[Rows from a figure dataset]
----

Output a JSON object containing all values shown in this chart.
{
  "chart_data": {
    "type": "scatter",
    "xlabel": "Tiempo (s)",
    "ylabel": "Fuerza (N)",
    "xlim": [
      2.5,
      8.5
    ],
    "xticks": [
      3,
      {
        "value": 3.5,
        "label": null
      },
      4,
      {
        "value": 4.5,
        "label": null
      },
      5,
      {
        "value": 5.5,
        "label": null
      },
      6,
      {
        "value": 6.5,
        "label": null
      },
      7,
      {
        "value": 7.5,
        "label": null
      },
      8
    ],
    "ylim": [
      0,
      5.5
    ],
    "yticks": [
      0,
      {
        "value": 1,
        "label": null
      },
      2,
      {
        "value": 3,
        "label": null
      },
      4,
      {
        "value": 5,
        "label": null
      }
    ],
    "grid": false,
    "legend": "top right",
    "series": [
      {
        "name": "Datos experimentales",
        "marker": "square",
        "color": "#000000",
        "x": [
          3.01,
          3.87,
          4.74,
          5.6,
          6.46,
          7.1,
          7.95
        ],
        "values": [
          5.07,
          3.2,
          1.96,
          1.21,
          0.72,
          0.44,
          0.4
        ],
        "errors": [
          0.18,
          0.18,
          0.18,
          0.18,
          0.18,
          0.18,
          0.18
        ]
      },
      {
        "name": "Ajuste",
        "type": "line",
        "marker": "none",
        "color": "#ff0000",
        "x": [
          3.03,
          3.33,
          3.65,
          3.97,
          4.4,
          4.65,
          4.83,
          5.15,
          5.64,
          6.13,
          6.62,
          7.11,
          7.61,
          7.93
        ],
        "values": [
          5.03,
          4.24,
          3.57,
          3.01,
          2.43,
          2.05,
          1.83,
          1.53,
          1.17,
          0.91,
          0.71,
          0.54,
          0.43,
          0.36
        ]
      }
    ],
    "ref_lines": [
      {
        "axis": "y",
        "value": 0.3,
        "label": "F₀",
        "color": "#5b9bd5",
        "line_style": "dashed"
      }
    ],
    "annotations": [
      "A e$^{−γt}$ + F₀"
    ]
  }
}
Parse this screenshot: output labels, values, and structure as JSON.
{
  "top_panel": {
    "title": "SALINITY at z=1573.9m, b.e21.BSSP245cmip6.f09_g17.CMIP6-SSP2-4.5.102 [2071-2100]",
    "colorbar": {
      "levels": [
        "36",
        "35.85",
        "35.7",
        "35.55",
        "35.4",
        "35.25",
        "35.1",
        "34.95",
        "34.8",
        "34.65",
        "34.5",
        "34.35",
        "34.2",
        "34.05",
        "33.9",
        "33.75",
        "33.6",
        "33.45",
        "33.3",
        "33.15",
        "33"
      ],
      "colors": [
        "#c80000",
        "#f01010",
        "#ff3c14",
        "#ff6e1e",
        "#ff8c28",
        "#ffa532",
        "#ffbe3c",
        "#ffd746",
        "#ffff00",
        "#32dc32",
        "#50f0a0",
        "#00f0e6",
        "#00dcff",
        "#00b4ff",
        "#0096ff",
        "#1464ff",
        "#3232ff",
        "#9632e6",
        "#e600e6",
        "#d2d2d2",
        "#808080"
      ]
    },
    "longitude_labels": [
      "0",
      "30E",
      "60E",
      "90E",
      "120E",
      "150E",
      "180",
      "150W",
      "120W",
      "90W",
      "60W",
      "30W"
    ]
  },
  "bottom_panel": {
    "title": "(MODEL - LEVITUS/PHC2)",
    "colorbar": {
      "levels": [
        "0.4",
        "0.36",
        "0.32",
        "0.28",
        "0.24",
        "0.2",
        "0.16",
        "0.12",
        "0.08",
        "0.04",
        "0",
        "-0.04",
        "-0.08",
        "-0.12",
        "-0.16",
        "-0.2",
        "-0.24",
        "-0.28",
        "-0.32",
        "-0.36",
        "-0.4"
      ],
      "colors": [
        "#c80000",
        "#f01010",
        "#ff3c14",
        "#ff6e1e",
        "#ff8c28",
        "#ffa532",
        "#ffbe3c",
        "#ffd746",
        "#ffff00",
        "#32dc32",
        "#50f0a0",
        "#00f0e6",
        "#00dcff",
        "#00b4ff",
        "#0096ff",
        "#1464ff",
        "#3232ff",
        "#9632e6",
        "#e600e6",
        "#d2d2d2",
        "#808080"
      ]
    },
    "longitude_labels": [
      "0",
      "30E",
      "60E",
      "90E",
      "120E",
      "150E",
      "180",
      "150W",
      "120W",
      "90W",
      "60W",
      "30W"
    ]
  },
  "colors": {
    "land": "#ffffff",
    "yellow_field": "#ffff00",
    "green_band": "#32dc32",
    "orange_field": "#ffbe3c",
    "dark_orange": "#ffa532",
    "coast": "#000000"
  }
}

----

• STATED GOAL
Copy out every line from the records that has the word "values".

• THE ANSWER
Output a JSON object containing all values shown in this chart.
        "values": [
        "values": [
Parse this screenshot: output labels, values, and structure as JSON.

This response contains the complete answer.